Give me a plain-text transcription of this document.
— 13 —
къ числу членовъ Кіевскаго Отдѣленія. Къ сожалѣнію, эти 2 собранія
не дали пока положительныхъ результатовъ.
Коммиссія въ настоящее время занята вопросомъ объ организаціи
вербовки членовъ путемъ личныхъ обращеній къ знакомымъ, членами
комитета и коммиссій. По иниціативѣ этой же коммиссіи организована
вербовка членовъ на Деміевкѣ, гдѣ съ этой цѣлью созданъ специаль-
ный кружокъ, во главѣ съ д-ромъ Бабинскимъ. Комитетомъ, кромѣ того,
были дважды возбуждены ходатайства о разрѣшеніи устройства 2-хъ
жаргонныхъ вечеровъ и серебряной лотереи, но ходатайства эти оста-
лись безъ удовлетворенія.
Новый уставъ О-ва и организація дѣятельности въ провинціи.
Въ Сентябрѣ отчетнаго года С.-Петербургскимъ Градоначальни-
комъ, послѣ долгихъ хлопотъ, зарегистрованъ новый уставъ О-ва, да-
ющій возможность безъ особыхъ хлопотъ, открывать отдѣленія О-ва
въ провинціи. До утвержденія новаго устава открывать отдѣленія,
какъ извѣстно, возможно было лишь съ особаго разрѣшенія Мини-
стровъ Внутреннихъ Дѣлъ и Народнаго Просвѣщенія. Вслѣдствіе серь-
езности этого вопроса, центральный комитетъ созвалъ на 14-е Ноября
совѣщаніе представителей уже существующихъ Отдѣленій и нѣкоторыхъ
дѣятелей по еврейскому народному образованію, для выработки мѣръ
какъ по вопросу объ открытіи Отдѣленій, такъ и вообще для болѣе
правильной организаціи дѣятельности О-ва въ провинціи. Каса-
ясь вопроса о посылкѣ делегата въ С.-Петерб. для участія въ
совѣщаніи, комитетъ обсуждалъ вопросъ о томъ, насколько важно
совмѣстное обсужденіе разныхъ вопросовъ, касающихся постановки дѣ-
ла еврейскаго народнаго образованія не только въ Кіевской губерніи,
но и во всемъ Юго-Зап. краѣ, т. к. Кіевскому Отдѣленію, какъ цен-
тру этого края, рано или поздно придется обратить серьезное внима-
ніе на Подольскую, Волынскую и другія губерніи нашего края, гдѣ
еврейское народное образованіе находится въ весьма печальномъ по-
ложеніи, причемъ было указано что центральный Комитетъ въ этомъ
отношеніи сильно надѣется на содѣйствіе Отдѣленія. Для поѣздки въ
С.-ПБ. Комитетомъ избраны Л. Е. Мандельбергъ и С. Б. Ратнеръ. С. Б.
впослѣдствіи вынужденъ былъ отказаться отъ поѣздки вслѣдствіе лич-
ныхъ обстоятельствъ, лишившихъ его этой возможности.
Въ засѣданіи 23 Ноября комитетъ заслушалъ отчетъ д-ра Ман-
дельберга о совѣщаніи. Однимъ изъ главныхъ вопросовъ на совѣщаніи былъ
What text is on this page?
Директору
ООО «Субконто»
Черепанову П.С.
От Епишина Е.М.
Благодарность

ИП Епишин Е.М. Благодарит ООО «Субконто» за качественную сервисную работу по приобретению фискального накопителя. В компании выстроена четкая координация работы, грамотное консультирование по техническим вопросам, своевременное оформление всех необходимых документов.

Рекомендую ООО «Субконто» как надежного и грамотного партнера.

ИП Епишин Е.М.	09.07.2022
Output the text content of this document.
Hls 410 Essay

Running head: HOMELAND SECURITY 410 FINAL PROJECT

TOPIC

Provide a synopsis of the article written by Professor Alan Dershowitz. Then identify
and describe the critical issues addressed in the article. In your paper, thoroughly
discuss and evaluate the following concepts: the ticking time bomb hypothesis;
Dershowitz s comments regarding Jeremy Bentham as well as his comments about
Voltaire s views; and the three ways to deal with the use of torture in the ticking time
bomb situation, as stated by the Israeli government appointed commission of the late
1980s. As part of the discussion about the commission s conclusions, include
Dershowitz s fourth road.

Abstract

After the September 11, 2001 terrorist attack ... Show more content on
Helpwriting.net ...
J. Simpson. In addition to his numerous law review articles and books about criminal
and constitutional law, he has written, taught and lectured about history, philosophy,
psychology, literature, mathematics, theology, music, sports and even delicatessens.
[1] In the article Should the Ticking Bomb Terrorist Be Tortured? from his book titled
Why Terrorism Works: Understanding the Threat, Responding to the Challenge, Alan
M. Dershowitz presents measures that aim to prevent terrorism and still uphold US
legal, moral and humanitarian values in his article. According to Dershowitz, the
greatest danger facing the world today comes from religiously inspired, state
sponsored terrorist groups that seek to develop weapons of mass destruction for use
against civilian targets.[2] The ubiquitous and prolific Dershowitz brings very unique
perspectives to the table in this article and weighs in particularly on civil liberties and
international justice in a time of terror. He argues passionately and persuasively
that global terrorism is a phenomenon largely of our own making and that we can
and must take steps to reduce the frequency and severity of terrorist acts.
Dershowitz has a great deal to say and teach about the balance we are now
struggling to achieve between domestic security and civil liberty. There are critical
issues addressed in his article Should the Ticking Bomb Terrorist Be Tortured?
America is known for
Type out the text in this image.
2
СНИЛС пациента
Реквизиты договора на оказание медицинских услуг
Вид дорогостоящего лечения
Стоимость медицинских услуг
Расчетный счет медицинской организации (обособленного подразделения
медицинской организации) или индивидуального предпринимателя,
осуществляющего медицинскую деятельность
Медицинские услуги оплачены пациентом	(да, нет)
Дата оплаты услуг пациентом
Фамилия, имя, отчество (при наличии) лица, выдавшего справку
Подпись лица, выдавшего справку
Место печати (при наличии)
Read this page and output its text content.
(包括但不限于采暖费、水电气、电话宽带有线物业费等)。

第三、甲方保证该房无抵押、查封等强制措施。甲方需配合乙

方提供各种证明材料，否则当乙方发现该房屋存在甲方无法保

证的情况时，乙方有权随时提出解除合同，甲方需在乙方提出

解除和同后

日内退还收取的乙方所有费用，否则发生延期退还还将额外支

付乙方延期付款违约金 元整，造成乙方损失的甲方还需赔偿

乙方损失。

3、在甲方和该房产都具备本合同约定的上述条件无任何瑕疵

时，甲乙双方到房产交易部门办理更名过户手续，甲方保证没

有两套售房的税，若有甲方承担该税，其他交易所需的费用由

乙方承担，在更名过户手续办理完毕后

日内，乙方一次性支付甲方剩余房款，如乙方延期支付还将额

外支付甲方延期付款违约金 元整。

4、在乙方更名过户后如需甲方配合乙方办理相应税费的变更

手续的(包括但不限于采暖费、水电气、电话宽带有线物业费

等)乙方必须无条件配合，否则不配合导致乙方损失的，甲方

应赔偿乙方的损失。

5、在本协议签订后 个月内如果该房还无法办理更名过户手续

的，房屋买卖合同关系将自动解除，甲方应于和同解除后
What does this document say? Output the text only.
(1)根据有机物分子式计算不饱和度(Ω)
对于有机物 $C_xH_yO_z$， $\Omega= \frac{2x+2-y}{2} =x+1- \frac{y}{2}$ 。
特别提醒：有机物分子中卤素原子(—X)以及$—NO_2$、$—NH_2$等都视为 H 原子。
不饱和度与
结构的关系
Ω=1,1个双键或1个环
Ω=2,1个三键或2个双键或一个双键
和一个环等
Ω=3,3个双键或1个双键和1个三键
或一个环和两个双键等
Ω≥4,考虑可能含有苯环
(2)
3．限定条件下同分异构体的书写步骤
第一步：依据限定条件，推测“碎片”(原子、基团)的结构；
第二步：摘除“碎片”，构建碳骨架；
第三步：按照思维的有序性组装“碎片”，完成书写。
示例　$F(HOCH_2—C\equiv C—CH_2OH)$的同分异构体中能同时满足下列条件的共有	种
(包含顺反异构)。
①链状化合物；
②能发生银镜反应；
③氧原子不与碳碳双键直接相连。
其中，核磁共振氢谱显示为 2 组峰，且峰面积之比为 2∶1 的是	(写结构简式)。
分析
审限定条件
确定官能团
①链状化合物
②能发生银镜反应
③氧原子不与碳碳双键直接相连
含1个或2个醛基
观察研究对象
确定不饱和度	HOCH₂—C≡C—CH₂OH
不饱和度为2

● The task: Going through the lines above one by one, tally those with the word "from" and give only the total.

● Solution to this task: 2